SUPPLIED INFORMATION:

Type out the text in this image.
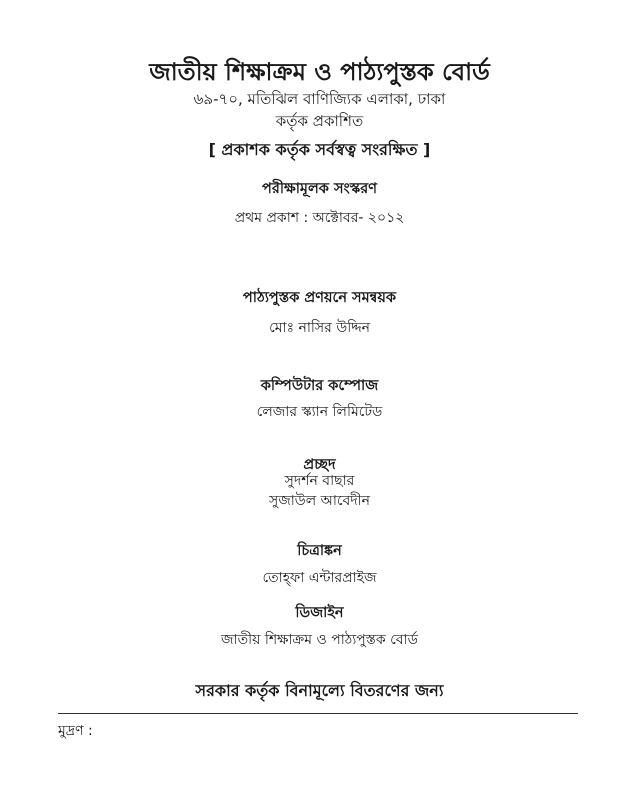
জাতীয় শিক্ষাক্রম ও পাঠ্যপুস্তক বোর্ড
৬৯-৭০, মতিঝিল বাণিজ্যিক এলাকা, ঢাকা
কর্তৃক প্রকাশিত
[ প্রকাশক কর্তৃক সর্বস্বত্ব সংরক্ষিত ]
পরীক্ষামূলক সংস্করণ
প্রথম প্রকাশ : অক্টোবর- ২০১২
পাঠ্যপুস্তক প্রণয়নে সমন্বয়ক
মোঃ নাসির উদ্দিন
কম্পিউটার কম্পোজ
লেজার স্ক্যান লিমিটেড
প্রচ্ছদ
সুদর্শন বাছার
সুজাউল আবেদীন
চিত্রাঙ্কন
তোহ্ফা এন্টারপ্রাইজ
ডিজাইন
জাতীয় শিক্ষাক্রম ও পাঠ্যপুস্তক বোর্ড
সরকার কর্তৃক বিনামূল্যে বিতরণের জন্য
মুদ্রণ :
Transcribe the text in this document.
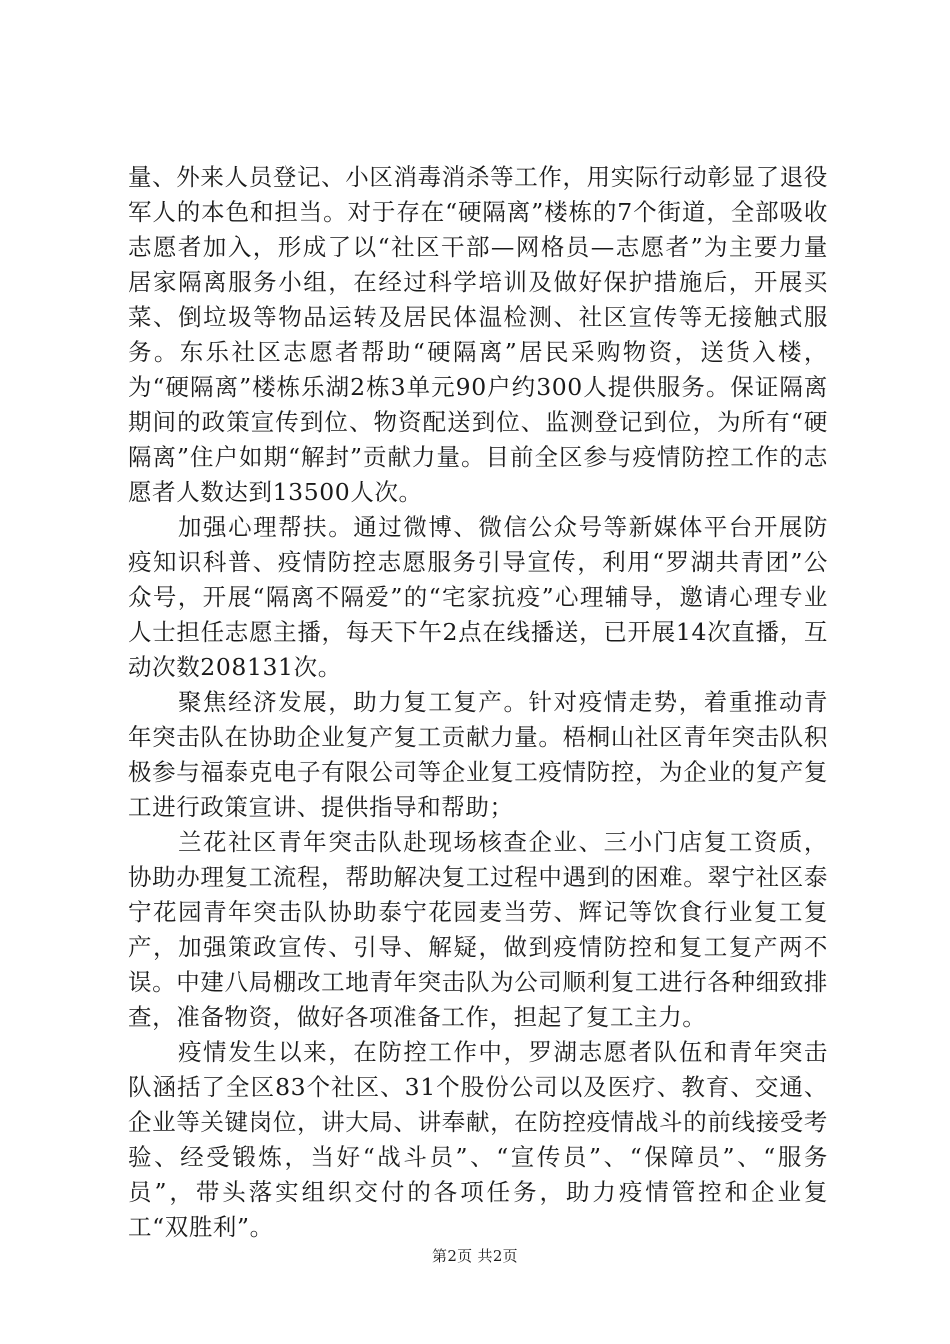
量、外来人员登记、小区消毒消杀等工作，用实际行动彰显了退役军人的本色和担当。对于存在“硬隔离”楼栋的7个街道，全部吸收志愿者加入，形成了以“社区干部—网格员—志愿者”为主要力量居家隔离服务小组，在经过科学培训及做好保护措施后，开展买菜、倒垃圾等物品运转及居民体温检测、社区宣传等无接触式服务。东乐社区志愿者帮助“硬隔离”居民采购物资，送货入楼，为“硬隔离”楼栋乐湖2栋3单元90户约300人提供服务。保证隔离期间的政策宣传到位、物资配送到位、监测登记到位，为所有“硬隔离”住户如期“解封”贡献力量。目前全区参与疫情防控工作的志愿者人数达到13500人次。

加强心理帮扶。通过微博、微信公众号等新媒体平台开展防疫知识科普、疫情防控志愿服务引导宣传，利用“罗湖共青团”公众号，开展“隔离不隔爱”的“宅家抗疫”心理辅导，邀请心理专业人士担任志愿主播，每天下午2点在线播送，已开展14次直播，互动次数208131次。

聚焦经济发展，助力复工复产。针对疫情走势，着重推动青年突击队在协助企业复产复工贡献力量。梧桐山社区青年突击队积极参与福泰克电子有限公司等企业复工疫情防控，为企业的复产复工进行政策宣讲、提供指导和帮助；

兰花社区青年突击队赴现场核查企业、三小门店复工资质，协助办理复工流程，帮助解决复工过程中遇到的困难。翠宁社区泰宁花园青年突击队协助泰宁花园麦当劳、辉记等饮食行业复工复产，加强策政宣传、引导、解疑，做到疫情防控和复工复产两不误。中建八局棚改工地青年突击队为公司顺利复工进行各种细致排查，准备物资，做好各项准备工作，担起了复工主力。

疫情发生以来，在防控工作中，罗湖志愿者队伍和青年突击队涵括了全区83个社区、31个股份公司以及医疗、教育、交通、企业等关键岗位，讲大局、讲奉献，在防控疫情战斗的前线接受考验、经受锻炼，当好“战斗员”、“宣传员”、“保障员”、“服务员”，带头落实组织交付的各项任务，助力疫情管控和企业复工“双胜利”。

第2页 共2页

==

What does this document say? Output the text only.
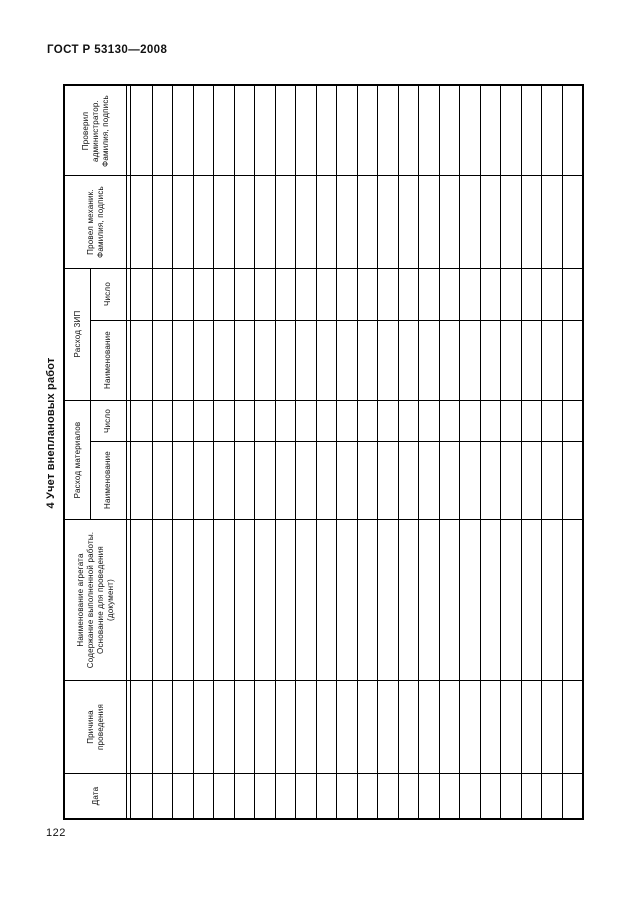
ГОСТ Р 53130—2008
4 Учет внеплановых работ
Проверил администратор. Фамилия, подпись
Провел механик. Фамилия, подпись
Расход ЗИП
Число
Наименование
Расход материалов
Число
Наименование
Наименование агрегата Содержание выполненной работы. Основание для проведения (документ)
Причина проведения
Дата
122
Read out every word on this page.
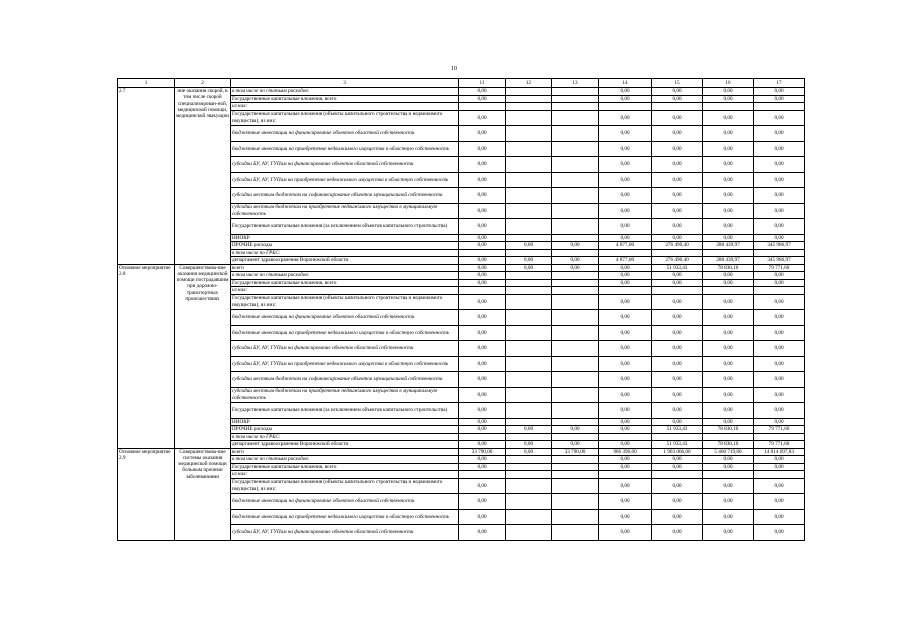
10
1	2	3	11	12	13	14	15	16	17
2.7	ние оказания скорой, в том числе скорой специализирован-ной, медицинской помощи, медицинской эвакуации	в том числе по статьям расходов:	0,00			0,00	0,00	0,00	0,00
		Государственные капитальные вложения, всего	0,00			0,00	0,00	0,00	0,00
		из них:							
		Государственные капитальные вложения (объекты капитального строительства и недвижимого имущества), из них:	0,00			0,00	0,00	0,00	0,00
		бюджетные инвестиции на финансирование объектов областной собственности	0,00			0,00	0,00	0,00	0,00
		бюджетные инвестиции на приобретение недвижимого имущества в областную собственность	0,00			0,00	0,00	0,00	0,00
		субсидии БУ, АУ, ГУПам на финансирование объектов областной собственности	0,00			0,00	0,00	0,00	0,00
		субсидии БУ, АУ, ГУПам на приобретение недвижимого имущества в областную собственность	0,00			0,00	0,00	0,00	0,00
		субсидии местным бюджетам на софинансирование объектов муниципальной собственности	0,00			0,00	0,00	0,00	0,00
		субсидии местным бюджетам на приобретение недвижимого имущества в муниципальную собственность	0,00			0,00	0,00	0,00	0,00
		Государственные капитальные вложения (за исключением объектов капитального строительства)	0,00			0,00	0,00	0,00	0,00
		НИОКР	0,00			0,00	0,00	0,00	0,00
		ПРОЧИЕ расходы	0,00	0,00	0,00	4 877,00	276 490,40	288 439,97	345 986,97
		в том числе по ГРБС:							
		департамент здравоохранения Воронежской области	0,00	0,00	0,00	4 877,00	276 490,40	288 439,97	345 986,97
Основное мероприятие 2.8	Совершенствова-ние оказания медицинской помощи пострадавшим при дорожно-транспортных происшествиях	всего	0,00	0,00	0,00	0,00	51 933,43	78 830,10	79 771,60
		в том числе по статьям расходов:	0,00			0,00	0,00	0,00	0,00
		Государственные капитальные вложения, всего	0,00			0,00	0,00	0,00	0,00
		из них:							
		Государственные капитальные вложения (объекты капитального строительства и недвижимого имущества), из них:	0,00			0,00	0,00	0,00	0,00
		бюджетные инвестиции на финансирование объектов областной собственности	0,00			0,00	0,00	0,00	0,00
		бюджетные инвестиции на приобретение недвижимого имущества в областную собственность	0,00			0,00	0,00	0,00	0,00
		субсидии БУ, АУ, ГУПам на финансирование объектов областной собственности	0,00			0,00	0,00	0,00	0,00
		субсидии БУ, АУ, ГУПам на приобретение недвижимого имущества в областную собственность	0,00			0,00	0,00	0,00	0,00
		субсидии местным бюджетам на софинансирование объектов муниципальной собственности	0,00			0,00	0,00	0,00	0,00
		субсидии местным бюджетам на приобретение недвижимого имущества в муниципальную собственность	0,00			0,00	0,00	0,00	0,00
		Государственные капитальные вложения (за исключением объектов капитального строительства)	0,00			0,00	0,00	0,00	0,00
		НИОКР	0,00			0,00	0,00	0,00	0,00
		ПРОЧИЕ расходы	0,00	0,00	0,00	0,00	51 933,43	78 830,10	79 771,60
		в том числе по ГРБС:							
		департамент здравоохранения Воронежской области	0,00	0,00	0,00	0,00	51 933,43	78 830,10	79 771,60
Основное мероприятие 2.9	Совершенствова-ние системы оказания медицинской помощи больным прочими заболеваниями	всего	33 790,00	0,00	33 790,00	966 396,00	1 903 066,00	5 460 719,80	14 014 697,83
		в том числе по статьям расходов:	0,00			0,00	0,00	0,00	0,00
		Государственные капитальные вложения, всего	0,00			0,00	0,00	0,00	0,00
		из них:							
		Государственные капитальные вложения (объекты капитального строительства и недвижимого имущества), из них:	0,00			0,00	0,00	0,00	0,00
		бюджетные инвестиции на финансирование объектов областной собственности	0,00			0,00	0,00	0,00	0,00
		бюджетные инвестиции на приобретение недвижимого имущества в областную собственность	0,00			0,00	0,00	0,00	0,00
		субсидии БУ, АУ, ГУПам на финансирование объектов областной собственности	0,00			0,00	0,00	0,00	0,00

TO DO: Track down every line holding the string "расходы" and copy it.

THE RESPONSE:
		ПРОЧИЕ расходы	0,00	0,00	0,00	4 877,00	276 490,40	288 439,97	345 986,97
		ПРОЧИЕ расходы	0,00	0,00	0,00	0,00	51 933,43	78 830,10	79 771,60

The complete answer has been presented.